Questions on the material
1) From the AIR event-handling page below, list every event name that the HTMLLoader events table gives.
2) Write out, word for word, the part of the AIR event-handling page starting with "If a link is" and going on through "a scroll event.".

Page text
┌──

Handling HTML-related events in AIR

Adobe AIR 1.0 and later

An event-handling system allows programmers to respond to user input and system events in a convenient way. The Adobe® AIR® event model is not only convenient, but also standards-compliant. Based on the Document Object Model (DOM) Level 3 Events Specification, an industry-standard event-handling architecture, the event model provides a powerful, yet intuitive, event-handling tool for programmers.

HTMLLoader events

An HTMLLoader object dispatches the following Adobe® ActionScript® 3.0 events:

Event

Description

htmlDOMInitialize

Dispatched when the HTML document is created, but before any scripts are parsed or DOM nodes are added to the page.

complete

Dispatched when the HTML DOM has been created in response to a load operation, immediately after the onload event in the HTML page.

htmlBoundsChanged

Dispatched when one or both of the contentWidth and contentHeight properties have changed.

locationChange

Dispatched when the location property of the HTMLLoader has changed.

locationChanging

Dispatched before the location of the HTMLLoader changes because of user navigation, a JavaScript call, or a redirect. The locationChanging event is not dispatched when you call the load(), loadString(), reload(), historyGo(), historyForward(), or historyBack() methods.

Calling the preventDefault() method of the dispatched event object cancels navigation.

If a link is opened in the system browser, a locationChanging event is not dispatched since the HTMLLoader does not change location.

scroll

Dispatched anytime the HTML engine changes the scroll position. Scroll events can be because of navigation to anchor links (# links) in the page or because of calls to the window.scrollTo() method. Entering text in a text input or text area can also cause a scroll event.

└──

Records supplied
┌──

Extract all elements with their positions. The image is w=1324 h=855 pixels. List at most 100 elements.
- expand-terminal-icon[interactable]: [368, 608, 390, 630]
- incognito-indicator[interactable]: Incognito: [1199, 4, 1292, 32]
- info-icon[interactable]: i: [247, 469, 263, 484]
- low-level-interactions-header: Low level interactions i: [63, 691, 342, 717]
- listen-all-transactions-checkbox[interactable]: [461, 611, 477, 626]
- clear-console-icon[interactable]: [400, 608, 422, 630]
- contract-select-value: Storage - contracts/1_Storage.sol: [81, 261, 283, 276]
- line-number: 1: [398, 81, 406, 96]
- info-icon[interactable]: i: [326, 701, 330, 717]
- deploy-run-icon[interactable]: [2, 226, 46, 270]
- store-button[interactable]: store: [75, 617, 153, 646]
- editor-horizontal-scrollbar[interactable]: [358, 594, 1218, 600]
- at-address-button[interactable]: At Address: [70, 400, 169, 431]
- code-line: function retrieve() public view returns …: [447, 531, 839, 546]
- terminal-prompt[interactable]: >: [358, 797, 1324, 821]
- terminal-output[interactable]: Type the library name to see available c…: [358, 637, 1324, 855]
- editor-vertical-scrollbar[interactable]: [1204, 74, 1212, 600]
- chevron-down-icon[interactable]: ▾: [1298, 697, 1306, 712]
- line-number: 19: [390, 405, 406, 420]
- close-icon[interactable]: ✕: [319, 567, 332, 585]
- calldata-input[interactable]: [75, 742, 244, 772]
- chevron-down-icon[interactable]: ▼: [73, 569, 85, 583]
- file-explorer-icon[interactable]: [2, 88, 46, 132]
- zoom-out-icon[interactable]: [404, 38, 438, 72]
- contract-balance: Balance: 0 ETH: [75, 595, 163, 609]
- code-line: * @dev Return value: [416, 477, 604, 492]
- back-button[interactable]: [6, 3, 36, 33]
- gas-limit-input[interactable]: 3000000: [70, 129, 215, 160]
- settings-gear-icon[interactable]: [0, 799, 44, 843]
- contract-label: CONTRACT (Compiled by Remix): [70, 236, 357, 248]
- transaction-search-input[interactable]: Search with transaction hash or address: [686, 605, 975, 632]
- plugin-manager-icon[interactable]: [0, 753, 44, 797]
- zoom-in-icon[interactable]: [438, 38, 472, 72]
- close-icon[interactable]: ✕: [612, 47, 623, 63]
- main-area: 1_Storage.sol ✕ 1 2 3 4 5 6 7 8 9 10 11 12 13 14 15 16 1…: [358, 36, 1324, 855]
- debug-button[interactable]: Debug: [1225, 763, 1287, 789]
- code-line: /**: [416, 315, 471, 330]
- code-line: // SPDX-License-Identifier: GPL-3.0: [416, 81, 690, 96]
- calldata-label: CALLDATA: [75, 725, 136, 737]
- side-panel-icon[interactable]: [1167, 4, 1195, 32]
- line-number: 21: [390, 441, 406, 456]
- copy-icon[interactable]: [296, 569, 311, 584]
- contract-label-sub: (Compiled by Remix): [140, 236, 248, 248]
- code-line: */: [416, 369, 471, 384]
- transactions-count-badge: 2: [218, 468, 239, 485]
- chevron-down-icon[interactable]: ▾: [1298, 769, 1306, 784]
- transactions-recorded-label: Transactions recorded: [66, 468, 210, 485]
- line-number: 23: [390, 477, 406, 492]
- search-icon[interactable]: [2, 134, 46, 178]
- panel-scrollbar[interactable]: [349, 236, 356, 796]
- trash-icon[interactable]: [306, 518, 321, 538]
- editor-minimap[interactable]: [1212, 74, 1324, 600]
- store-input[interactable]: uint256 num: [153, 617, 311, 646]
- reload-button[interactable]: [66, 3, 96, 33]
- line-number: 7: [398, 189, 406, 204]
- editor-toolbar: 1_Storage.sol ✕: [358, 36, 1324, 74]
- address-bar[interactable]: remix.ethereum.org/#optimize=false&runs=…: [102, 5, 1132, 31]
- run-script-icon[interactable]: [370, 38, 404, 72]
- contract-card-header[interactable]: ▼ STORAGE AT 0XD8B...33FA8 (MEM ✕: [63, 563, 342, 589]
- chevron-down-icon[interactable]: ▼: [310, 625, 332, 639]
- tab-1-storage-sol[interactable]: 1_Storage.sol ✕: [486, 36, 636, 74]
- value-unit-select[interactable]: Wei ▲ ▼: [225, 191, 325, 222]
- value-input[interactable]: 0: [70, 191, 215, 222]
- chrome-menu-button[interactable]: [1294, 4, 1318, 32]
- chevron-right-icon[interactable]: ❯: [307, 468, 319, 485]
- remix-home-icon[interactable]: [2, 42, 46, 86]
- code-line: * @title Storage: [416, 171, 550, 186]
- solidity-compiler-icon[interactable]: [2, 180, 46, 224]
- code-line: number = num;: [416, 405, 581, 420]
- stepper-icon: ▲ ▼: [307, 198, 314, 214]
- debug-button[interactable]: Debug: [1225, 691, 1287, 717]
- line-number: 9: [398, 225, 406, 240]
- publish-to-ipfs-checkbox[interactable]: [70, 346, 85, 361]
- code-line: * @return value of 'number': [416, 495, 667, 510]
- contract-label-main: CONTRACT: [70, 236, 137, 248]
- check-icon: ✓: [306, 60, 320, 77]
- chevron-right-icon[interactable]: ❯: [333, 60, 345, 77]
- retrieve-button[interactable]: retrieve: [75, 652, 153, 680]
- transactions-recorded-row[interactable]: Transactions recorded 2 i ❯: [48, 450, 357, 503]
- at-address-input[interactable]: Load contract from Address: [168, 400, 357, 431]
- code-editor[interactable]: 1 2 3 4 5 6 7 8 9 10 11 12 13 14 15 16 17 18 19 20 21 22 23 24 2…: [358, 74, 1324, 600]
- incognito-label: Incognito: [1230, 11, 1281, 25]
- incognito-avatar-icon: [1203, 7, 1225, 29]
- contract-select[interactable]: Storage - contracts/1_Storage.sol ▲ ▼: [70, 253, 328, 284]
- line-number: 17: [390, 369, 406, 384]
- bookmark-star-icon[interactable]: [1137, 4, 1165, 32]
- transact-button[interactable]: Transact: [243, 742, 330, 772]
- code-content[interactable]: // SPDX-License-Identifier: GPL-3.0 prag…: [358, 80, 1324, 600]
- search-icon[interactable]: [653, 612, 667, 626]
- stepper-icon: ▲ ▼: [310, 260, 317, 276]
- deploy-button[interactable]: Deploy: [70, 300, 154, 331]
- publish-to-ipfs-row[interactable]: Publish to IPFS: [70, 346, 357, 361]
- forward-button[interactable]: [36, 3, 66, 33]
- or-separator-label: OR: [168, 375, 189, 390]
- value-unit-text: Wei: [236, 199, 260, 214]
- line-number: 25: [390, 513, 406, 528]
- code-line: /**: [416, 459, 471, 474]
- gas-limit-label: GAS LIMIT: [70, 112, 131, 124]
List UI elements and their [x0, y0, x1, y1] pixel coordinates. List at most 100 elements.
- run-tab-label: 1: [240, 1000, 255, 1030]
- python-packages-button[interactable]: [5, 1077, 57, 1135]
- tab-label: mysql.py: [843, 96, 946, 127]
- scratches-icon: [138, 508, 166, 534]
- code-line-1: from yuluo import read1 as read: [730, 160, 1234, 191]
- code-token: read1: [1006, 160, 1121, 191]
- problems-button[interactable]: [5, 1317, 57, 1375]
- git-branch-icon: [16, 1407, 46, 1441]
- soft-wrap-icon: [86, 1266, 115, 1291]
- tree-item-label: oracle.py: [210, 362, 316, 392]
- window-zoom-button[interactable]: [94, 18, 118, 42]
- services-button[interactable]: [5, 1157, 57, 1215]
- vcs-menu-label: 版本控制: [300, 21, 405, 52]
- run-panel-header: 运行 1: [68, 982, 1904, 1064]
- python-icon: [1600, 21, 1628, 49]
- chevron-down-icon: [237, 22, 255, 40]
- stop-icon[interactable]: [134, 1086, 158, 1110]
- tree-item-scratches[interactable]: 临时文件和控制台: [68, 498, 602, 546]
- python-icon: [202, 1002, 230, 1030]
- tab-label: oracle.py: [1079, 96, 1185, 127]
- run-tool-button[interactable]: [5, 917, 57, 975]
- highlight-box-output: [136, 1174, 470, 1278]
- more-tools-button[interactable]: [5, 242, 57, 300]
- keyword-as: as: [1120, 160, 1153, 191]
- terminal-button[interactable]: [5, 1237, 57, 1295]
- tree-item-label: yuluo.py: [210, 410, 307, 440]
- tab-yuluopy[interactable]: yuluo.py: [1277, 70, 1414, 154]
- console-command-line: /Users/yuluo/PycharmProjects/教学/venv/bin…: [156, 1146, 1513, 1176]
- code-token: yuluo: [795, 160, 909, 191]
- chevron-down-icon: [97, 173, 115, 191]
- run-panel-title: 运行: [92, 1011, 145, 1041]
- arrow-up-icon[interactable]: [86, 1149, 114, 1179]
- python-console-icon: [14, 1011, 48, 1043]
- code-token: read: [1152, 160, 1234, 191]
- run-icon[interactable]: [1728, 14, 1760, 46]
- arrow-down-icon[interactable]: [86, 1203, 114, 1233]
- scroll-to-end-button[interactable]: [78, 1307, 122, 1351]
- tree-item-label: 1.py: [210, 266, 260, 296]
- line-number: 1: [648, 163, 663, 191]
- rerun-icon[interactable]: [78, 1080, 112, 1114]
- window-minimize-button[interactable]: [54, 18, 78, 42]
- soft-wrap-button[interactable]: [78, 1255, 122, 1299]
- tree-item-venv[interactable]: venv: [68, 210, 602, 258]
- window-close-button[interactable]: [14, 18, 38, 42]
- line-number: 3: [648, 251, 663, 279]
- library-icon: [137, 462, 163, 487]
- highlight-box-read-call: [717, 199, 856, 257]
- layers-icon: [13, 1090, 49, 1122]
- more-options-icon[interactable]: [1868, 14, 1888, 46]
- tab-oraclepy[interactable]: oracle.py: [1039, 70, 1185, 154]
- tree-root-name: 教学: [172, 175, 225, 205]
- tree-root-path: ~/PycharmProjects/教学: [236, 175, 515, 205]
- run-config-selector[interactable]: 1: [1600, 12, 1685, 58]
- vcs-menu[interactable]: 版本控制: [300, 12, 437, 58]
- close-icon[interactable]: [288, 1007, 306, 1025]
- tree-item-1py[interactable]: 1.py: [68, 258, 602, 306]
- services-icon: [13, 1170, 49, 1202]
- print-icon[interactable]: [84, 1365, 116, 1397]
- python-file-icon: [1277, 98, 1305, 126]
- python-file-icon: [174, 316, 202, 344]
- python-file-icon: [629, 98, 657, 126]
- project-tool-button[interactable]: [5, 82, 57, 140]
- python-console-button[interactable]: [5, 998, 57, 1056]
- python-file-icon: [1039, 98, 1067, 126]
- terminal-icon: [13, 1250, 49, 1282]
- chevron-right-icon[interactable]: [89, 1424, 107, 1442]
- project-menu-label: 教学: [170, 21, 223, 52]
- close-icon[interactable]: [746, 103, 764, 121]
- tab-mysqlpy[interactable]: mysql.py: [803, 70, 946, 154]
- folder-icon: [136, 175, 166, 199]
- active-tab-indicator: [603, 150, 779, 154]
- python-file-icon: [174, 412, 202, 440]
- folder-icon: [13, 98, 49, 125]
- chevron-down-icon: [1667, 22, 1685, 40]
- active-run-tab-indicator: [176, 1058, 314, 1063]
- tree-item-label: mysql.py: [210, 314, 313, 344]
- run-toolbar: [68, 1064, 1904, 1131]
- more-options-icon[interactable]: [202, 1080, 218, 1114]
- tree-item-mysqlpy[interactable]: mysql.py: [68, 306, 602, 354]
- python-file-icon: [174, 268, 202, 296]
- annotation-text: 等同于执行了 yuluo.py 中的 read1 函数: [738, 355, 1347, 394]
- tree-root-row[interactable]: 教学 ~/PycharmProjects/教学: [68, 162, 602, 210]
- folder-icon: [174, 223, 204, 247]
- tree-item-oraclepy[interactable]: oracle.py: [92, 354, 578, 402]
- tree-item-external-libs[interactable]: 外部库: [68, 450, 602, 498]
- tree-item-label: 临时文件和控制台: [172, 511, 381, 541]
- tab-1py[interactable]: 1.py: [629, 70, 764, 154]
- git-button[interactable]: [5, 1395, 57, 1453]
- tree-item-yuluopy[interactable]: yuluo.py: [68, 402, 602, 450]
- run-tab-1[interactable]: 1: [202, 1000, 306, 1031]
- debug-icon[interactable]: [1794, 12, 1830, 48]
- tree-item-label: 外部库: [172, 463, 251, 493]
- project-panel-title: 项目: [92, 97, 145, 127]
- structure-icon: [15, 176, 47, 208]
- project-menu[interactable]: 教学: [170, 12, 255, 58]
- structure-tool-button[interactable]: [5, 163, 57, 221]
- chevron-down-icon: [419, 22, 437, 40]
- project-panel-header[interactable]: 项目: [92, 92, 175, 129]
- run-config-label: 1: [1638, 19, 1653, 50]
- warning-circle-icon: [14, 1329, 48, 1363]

└──

Solution list
1)
htmlDOMInitialize
complete
htmlBoundsChanged
locationChange
locationChanging
scroll

2)
If a link is opened in the system browser, a locationChanging event is not dispatched since the HTMLLoader does not change location.

scroll

Dispatched anytime the HTML engine changes the scroll position. Scroll events can be because of navigation to anchor links (# links) in the page or because of calls to the window.scrollTo() method. Entering text in a text input or text area can also cause a scroll event.